What you should do >>
Go through the entries below and write each one out exactly.

============================================================

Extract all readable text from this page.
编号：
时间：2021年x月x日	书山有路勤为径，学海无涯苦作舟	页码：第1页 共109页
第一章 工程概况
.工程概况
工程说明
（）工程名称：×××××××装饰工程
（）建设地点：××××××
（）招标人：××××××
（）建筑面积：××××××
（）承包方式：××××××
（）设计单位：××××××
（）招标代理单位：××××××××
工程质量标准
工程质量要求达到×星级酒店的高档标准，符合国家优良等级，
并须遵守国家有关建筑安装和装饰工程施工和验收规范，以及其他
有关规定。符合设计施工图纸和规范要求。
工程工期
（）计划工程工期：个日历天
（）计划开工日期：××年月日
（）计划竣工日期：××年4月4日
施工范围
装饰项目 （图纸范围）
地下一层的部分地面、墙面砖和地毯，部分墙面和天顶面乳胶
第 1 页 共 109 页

============================================================

Task output >>
Extract all readable text from this page.
编号：
时间：2021年x月x日	书山有路勤为径，学海无涯苦作舟	页码：第1页 共109页
第一章 工程概况
.工程概况
工程说明
（）工程名称：×××××××装饰工程
（）建设地点：××××××
（）招标人：××××××
（）建筑面积：××××××
（）承包方式：××××××
（）设计单位：××××××
（）招标代理单位：××××××××
工程质量标准
工程质量要求达到×星级酒店的高档标准，符合国家优良等级，
并须遵守国家有关建筑安装和装饰工程施工和验收规范，以及其他
有关规定。符合设计施工图纸和规范要求。
工程工期
（）计划工程工期：个日历天
（）计划开工日期：××年月日
（）计划竣工日期：××年4月4日
施工范围
装饰项目 （图纸范围）
地下一层的部分地面、墙面砖和地毯，部分墙面和天顶面乳胶
第 1 页 共 109 页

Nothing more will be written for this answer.